- **Problem requirements**
Who is named as the inventor on the patent page?

# Start of Given text

EP0044883B1

EP0044883B1 - A device for anchoring metal strands to structures by means of epoxy resin

Info

Publication number: EP0044883B1
Application number: EP80106457A
Authority: EP
Inventors: Cesare Prevedini
Original assignee: PONTEGGI EST SpA
Current assignee: PONTEGGI EST SpA
Priority date: 1980-07-29
Filing date: 1980-10-23
Publication date: 1986-08-27
Also published as: BR8007663A; ES8204093A1; EP0044883A2; IT1198345B; ES502743A0; AR224037A1; IT8023774A0; DE3071726D1; EP0044883A3

Description

This application relates to anchoring systems for tensioning elements, such as strands, bundles of metal strands or cables with concrete structures or the like, as in works of civil engineering, for example precompressed reinforced concrete structures, structure anchoring stayings, wind- bracings, etc.
The prior art anchoring systems between tensioning elements and concrete structures are in most cases friction systems; a first type of anchoring system uses metal wedges blocking any slipping between one or more strands and an anchoring plate; in a second system metal rings are forced about the strand head (in case with the interposition of elements such as springs, coils, etc.) so that such a ring and strand will "seize" and no more relative slipping will occur after forcing.

# End of Given text
# Start of Stored records

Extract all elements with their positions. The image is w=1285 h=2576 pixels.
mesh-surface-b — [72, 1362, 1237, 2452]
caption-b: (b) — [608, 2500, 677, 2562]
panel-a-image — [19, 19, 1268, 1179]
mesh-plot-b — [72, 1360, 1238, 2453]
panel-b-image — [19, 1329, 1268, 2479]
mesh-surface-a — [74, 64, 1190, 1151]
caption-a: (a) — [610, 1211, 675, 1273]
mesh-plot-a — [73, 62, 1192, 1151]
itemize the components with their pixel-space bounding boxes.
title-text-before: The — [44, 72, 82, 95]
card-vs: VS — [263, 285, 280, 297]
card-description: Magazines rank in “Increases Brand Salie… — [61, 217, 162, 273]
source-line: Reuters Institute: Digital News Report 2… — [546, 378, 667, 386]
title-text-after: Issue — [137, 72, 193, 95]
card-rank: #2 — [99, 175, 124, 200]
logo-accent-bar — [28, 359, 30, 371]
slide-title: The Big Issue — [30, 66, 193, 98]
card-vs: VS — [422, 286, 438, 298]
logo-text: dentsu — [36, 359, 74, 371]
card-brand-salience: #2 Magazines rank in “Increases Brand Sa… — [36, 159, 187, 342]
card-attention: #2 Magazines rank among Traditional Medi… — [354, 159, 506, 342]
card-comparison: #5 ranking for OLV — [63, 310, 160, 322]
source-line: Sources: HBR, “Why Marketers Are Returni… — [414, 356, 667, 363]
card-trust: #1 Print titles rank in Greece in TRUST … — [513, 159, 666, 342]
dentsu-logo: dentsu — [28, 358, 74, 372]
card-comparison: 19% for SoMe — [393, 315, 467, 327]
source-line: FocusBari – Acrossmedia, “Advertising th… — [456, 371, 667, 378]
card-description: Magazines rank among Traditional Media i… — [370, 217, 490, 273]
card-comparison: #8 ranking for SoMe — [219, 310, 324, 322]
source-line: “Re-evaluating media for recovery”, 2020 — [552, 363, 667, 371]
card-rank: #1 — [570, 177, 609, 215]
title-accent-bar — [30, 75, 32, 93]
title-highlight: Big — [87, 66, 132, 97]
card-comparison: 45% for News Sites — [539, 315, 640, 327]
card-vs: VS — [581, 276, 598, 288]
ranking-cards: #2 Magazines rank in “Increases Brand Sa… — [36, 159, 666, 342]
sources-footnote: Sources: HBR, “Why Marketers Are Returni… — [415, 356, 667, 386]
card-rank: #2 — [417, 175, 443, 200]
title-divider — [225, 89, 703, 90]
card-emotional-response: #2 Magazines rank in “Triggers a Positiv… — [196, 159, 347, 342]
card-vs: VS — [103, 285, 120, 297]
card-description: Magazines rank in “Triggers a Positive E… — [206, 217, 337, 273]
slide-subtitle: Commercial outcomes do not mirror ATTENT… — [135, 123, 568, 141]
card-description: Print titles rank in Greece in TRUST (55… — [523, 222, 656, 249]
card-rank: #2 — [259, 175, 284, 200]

# End of Stored records

- **Solution to this exercise**
Cesare Prevedini